▸ **Exercise details**
Your copy of the material must match it exactly, except that pictures are dropped.

-- Begin --

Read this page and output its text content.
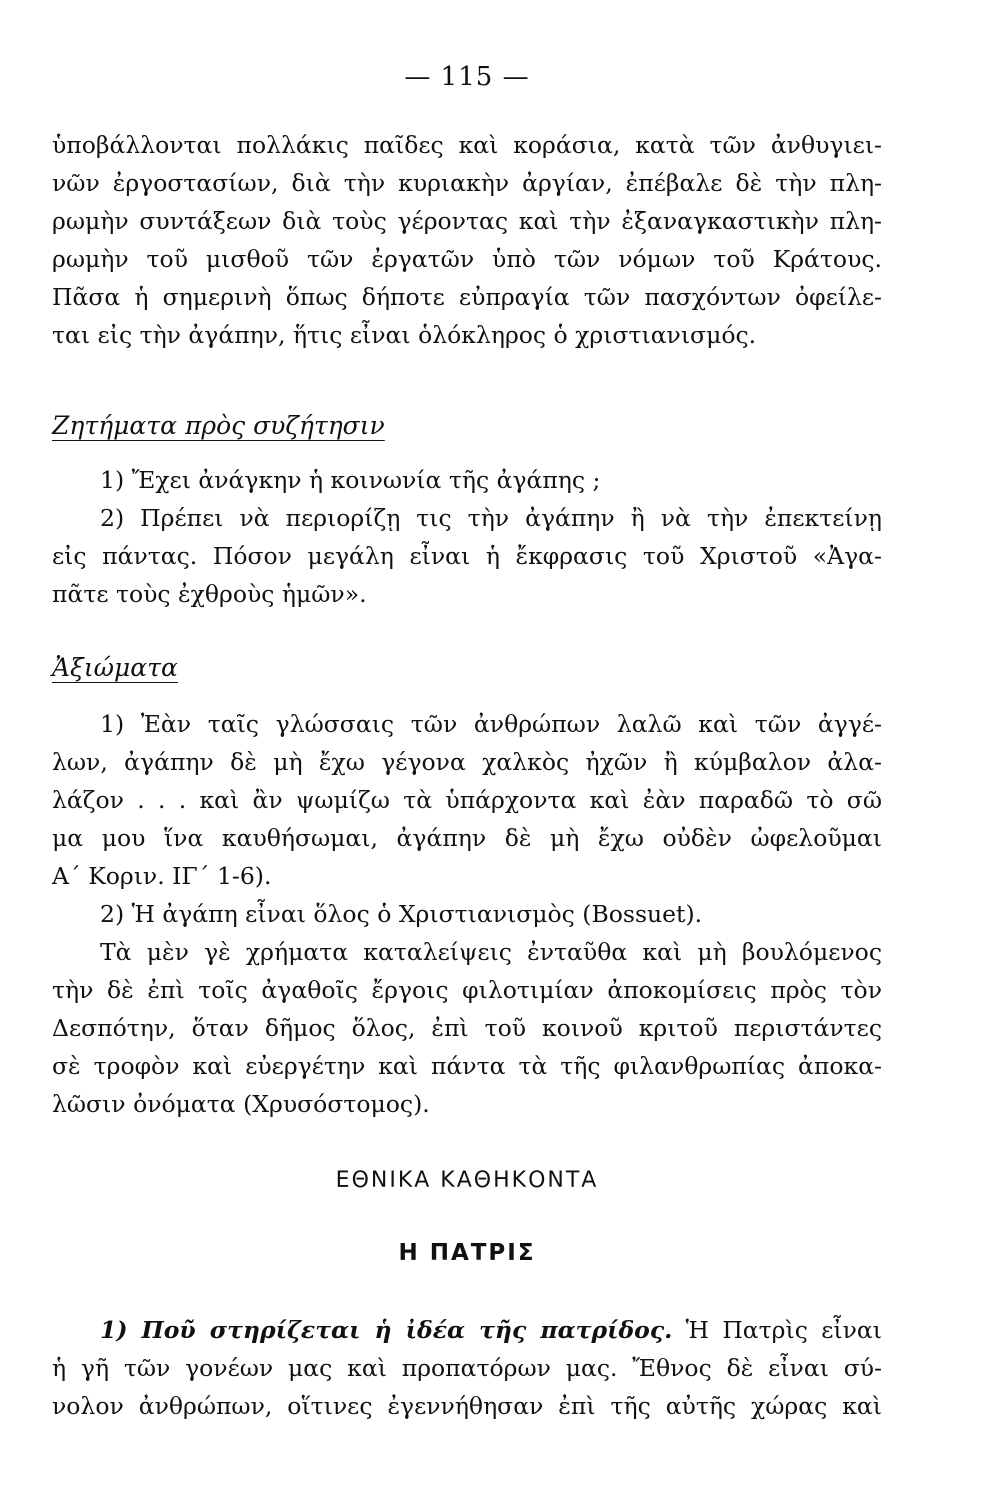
— 115 —
ὑποβάλλονται πολλάκις παῖδες καὶ κοράσια, κατὰ τῶν ἀνθυγιει-
νῶν ἐργοστασίων, διὰ τὴν κυριακὴν ἀργίαν, ἐπέβαλε δὲ τὴν πλη-
ρωμὴν συντάξεων διὰ τοὺς γέροντας καὶ τὴν ἐξαναγκαστικὴν πλη-
ρωμὴν τοῦ μισθοῦ τῶν ἐργατῶν ὑπὸ τῶν νόμων τοῦ Κράτους.
Πᾶσα ἡ σημερινὴ ὅπως δήποτε εὐπραγία τῶν πασχόντων ὀφείλε-
ται εἰς τὴν ἀγάπην, ἥτις εἶναι ὁλόκληρος ὁ χριστιανισμός.
Ζητήματα πρὸς συζήτησιν
1) Ἔχει ἀνάγκην ἡ κοινωνία τῆς ἀγάπης ;
2) Πρέπει νὰ περιορίζῃ τις τὴν ἀγάπην ἢ νὰ τὴν ἐπεκτείνῃ
εἰς πάντας. Πόσον μεγάλη εἶναι ἡ ἔκφρασις τοῦ Χριστοῦ «Ἀγα-
πᾶτε τοὺς ἐχθροὺς ἡμῶν».
Ἀξιώματα
1) Ἐὰν ταῖς γλώσσαις τῶν ἀνθρώπων λαλῶ καὶ τῶν ἀγγέ-
λων, ἀγάπην δὲ μὴ ἔχω γέγονα χαλκὸς ἠχῶν ἢ κύμβαλον ἀλα-
λάζον . . . καὶ ἂν ψωμίζω τὰ ὑπάρχοντα καὶ ἐὰν παραδῶ τὸ σῶ
μα μου ἵνα καυθήσωμαι, ἀγάπην δὲ μὴ ἔχω οὐδὲν ὠφελοῦμαι
Α΄ Κοριν. ΙΓ΄ 1-6).
2) Ἡ ἀγάπη εἶναι ὅλος ὁ Χριστιανισμὸς (Bossuet).
Τὰ μὲν γὲ χρήματα καταλείψεις ἐνταῦθα καὶ μὴ βουλόμενος
τὴν δὲ ἐπὶ τοῖς ἀγαθοῖς ἔργοις φιλοτιμίαν ἀποκομίσεις πρὸς τὸν
Δεσπότην, ὅταν δῆμος ὅλος, ἐπὶ τοῦ κοινοῦ κριτοῦ περιστάντες
σὲ τροφὸν καὶ εὐεργέτην καὶ πάντα τὰ τῆς φιλανθρωπίας ἀποκα-
λῶσιν ὀνόματα (Χρυσόστομος).
ΕΘΝΙΚΑ ΚΑΘΗΚΟΝΤΑ
Η ΠΑΤΡΙΣ
1) Ποῦ στηρίζεται ἡ ἰδέα τῆς πατρίδος. Ἡ Πατρὶς εἶναι
ἡ γῆ τῶν γονέων μας καὶ προπατόρων μας. Ἔθνος δὲ εἶναι σύ-
νολον ἀνθρώπων, οἵτινες ἐγεννήθησαν ἐπὶ τῆς αὐτῆς χώρας καὶ
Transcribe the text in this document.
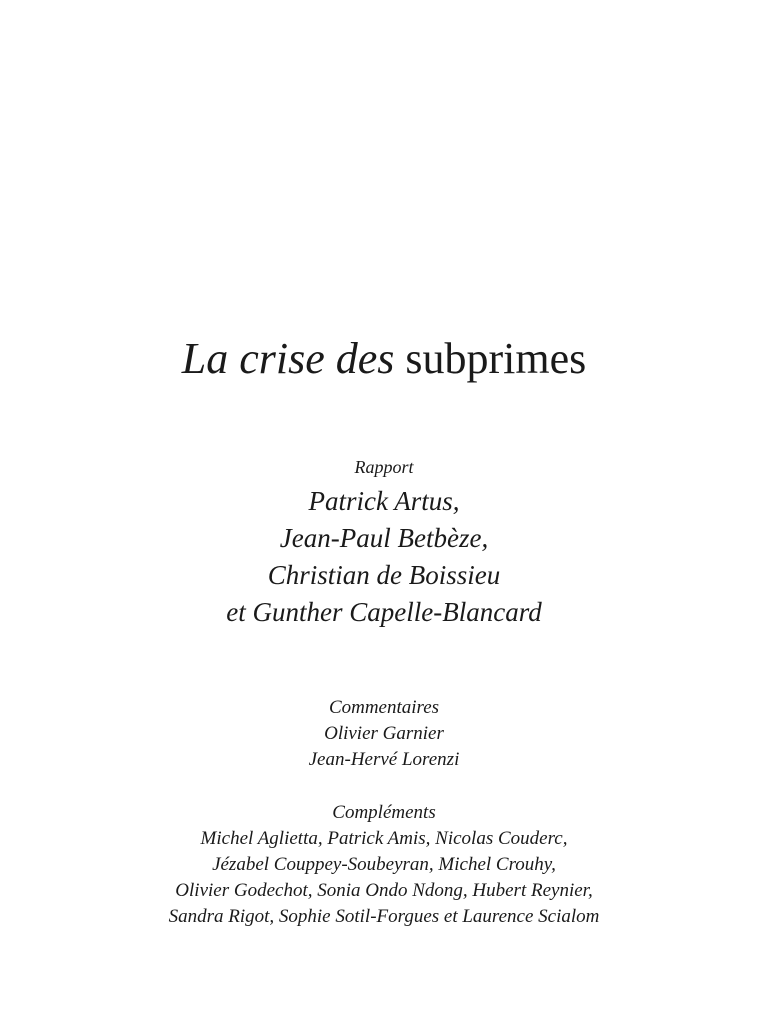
La crise des subprimes
Rapport
Patrick Artus,
Jean-Paul Betbèze,
Christian de Boissieu
et Gunther Capelle-Blancard
Commentaires
Olivier Garnier
Jean-Hervé Lorenzi
Compléments
Michel Aglietta, Patrick Amis, Nicolas Couderc,
Jézabel Couppey-Soubeyran, Michel Crouhy,
Olivier Godechot, Sonia Ondo Ndong, Hubert Reynier,
Sandra Rigot, Sophie Sotil-Forgues et Laurence Scialom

-- End --

▸ **Result below**
Read this page and output its text content.
— 115 —
ὑποβάλλονται πολλάκις παῖδες καὶ κοράσια, κατὰ τῶν ἀνθυγιει-
νῶν ἐργοστασίων, διὰ τὴν κυριακὴν ἀργίαν, ἐπέβαλε δὲ τὴν πλη-
ρωμὴν συντάξεων διὰ τοὺς γέροντας καὶ τὴν ἐξαναγκαστικὴν πλη-
ρωμὴν τοῦ μισθοῦ τῶν ἐργατῶν ὑπὸ τῶν νόμων τοῦ Κράτους.
Πᾶσα ἡ σημερινὴ ὅπως δήποτε εὐπραγία τῶν πασχόντων ὀφείλε-
ται εἰς τὴν ἀγάπην, ἥτις εἶναι ὁλόκληρος ὁ χριστιανισμός.
Ζητήματα πρὸς συζήτησιν
1) Ἔχει ἀνάγκην ἡ κοινωνία τῆς ἀγάπης ;
2) Πρέπει νὰ περιορίζῃ τις τὴν ἀγάπην ἢ νὰ τὴν ἐπεκτείνῃ
εἰς πάντας. Πόσον μεγάλη εἶναι ἡ ἔκφρασις τοῦ Χριστοῦ «Ἀγα-
πᾶτε τοὺς ἐχθροὺς ἡμῶν».
Ἀξιώματα
1) Ἐὰν ταῖς γλώσσαις τῶν ἀνθρώπων λαλῶ καὶ τῶν ἀγγέ-
λων, ἀγάπην δὲ μὴ ἔχω γέγονα χαλκὸς ἠχῶν ἢ κύμβαλον ἀλα-
λάζον . . . καὶ ἂν ψωμίζω τὰ ὑπάρχοντα καὶ ἐὰν παραδῶ τὸ σῶ
μα μου ἵνα καυθήσωμαι, ἀγάπην δὲ μὴ ἔχω οὐδὲν ὠφελοῦμαι
Α΄ Κοριν. ΙΓ΄ 1-6).
2) Ἡ ἀγάπη εἶναι ὅλος ὁ Χριστιανισμὸς (Bossuet).
Τὰ μὲν γὲ χρήματα καταλείψεις ἐνταῦθα καὶ μὴ βουλόμενος
τὴν δὲ ἐπὶ τοῖς ἀγαθοῖς ἔργοις φιλοτιμίαν ἀποκομίσεις πρὸς τὸν
Δεσπότην, ὅταν δῆμος ὅλος, ἐπὶ τοῦ κοινοῦ κριτοῦ περιστάντες
σὲ τροφὸν καὶ εὐεργέτην καὶ πάντα τὰ τῆς φιλανθρωπίας ἀποκα-
λῶσιν ὀνόματα (Χρυσόστομος).
ΕΘΝΙΚΑ ΚΑΘΗΚΟΝΤΑ
Η ΠΑΤΡΙΣ
1) Ποῦ στηρίζεται ἡ ἰδέα τῆς πατρίδος. Ἡ Πατρὶς εἶναι
ἡ γῆ τῶν γονέων μας καὶ προπατόρων μας. Ἔθνος δὲ εἶναι σύ-
νολον ἀνθρώπων, οἵτινες ἐγεννήθησαν ἐπὶ τῆς αὐτῆς χώρας καὶ
Transcribe the text in this document.
La crise des subprimes
Rapport
Patrick Artus,
Jean-Paul Betbèze,
Christian de Boissieu
et Gunther Capelle-Blancard
Commentaires
Olivier Garnier
Jean-Hervé Lorenzi
Compléments
Michel Aglietta, Patrick Amis, Nicolas Couderc,
Jézabel Couppey-Soubeyran, Michel Crouhy,
Olivier Godechot, Sonia Ondo Ndong, Hubert Reynier,
Sandra Rigot, Sophie Sotil-Forgues et Laurence Scialom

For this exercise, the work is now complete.